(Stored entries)
###

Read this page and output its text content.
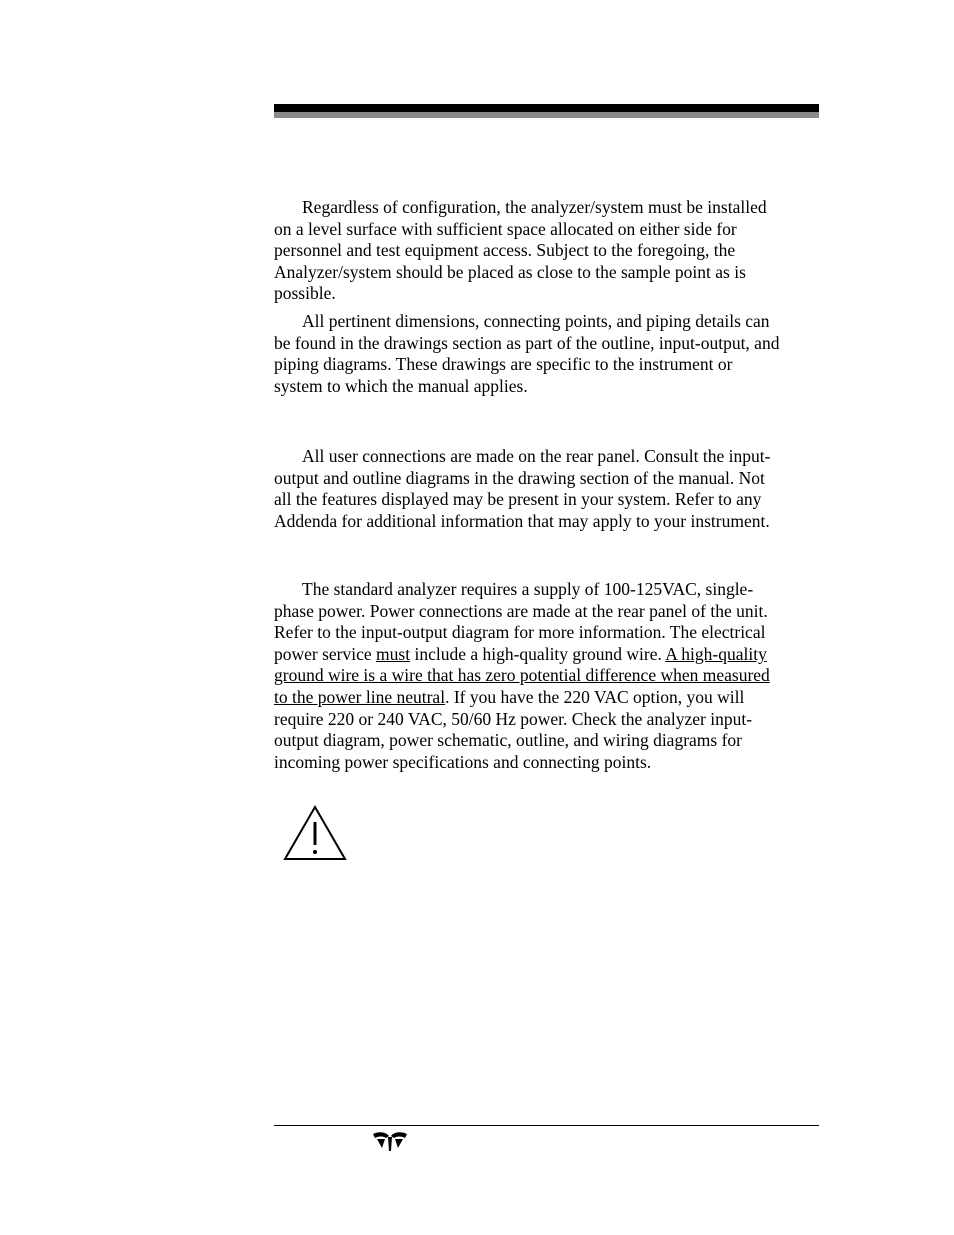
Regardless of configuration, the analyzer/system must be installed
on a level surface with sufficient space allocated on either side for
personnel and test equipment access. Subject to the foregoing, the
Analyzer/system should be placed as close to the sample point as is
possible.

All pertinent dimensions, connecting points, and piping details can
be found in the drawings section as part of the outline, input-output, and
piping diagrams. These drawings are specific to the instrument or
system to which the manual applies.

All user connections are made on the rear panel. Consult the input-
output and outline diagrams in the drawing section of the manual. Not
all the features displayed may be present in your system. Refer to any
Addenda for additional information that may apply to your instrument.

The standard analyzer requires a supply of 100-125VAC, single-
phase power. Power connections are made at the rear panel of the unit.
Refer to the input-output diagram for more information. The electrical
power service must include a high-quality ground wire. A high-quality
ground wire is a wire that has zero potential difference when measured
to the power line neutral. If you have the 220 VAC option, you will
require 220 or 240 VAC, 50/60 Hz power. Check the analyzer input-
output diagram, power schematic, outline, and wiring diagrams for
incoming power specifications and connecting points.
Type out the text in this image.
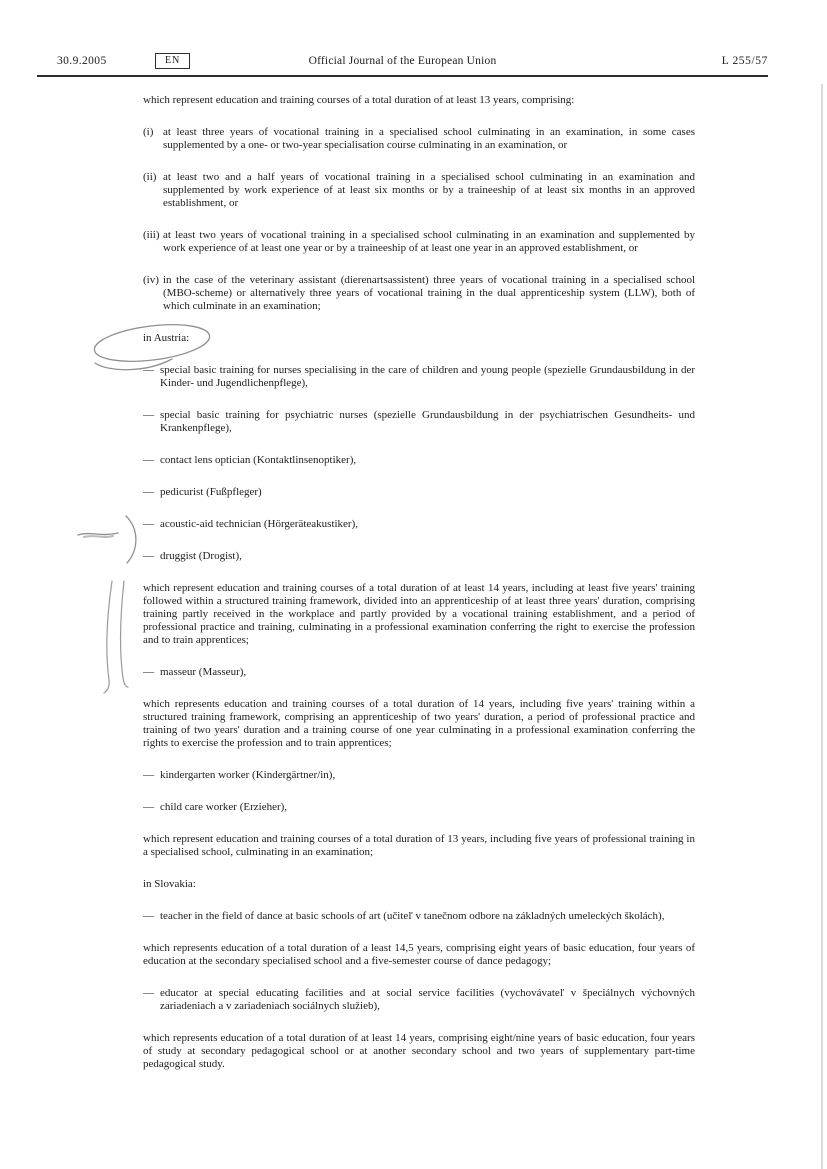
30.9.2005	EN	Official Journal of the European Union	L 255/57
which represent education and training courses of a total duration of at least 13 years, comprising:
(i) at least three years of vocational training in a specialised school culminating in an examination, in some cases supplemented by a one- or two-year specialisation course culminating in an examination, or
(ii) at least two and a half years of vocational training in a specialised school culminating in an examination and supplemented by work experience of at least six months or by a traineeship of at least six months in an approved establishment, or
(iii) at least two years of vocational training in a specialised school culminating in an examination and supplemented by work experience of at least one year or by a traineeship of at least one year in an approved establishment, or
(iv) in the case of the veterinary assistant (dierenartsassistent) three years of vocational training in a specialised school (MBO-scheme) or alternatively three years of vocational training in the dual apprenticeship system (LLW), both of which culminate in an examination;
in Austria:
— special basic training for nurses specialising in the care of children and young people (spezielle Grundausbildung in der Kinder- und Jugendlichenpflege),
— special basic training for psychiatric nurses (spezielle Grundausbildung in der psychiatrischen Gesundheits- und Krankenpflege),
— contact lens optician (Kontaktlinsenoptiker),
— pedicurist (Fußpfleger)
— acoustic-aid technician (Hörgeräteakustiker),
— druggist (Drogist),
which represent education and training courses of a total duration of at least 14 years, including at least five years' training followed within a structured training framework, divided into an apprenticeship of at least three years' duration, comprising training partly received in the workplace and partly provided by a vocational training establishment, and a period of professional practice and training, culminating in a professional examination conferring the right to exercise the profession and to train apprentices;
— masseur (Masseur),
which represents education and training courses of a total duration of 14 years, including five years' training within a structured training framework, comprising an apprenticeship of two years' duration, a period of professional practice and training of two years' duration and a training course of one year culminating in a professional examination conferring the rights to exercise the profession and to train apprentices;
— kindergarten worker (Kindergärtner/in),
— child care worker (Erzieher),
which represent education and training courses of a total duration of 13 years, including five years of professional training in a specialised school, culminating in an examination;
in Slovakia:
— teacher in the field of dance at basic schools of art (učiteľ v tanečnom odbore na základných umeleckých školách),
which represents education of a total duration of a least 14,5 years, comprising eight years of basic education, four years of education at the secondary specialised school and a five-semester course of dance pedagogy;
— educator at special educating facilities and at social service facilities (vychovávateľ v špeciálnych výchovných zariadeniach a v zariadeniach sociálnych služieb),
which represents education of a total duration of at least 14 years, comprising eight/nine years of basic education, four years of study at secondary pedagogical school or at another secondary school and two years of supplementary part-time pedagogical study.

###

--- Exercise prompt ---
Every entry must be reproduced exactly, with the images left out.

--- Expected output ---
Read this page and output its text content.
Regardless of configuration, the analyzer/system must be installed
on a level surface with sufficient space allocated on either side for
personnel and test equipment access. Subject to the foregoing, the
Analyzer/system should be placed as close to the sample point as is
possible.

All pertinent dimensions, connecting points, and piping details can
be found in the drawings section as part of the outline, input-output, and
piping diagrams. These drawings are specific to the instrument or
system to which the manual applies.

All user connections are made on the rear panel. Consult the input-
output and outline diagrams in the drawing section of the manual. Not
all the features displayed may be present in your system. Refer to any
Addenda for additional information that may apply to your instrument.

The standard analyzer requires a supply of 100-125VAC, single-
phase power. Power connections are made at the rear panel of the unit.
Refer to the input-output diagram for more information. The electrical
power service must include a high-quality ground wire. A high-quality
ground wire is a wire that has zero potential difference when measured
to the power line neutral. If you have the 220 VAC option, you will
require 220 or 240 VAC, 50/60 Hz power. Check the analyzer input-
output diagram, power schematic, outline, and wiring diagrams for
incoming power specifications and connecting points.
Type out the text in this image.
30.9.2005	EN	Official Journal of the European Union	L 255/57
which represent education and training courses of a total duration of at least 13 years, comprising:
(i) at least three years of vocational training in a specialised school culminating in an examination, in some cases supplemented by a one- or two-year specialisation course culminating in an examination, or
(ii) at least two and a half years of vocational training in a specialised school culminating in an examination and supplemented by work experience of at least six months or by a traineeship of at least six months in an approved establishment, or
(iii) at least two years of vocational training in a specialised school culminating in an examination and supplemented by work experience of at least one year or by a traineeship of at least one year in an approved establishment, or
(iv) in the case of the veterinary assistant (dierenartsassistent) three years of vocational training in a specialised school (MBO-scheme) or alternatively three years of vocational training in the dual apprenticeship system (LLW), both of which culminate in an examination;
in Austria:
— special basic training for nurses specialising in the care of children and young people (spezielle Grundausbildung in der Kinder- und Jugendlichenpflege),
— special basic training for psychiatric nurses (spezielle Grundausbildung in der psychiatrischen Gesundheits- und Krankenpflege),
— contact lens optician (Kontaktlinsenoptiker),
— pedicurist (Fußpfleger)
— acoustic-aid technician (Hörgeräteakustiker),
— druggist (Drogist),
which represent education and training courses of a total duration of at least 14 years, including at least five years' training followed within a structured training framework, divided into an apprenticeship of at least three years' duration, comprising training partly received in the workplace and partly provided by a vocational training establishment, and a period of professional practice and training, culminating in a professional examination conferring the right to exercise the profession and to train apprentices;
— masseur (Masseur),
which represents education and training courses of a total duration of 14 years, including five years' training within a structured training framework, comprising an apprenticeship of two years' duration, a period of professional practice and training of two years' duration and a training course of one year culminating in a professional examination conferring the rights to exercise the profession and to train apprentices;
— kindergarten worker (Kindergärtner/in),
— child care worker (Erzieher),
which represent education and training courses of a total duration of 13 years, including five years of professional training in a specialised school, culminating in an examination;
in Slovakia:
— teacher in the field of dance at basic schools of art (učiteľ v tanečnom odbore na základných umeleckých školách),
which represents education of a total duration of a least 14,5 years, comprising eight years of basic education, four years of education at the secondary specialised school and a five-semester course of dance pedagogy;
— educator at special educating facilities and at social service facilities (vychovávateľ v špeciálnych výchovných zariadeniach a v zariadeniach sociálnych služieb),
which represents education of a total duration of at least 14 years, comprising eight/nine years of basic education, four years of study at secondary pedagogical school or at another secondary school and two years of supplementary part-time pedagogical study.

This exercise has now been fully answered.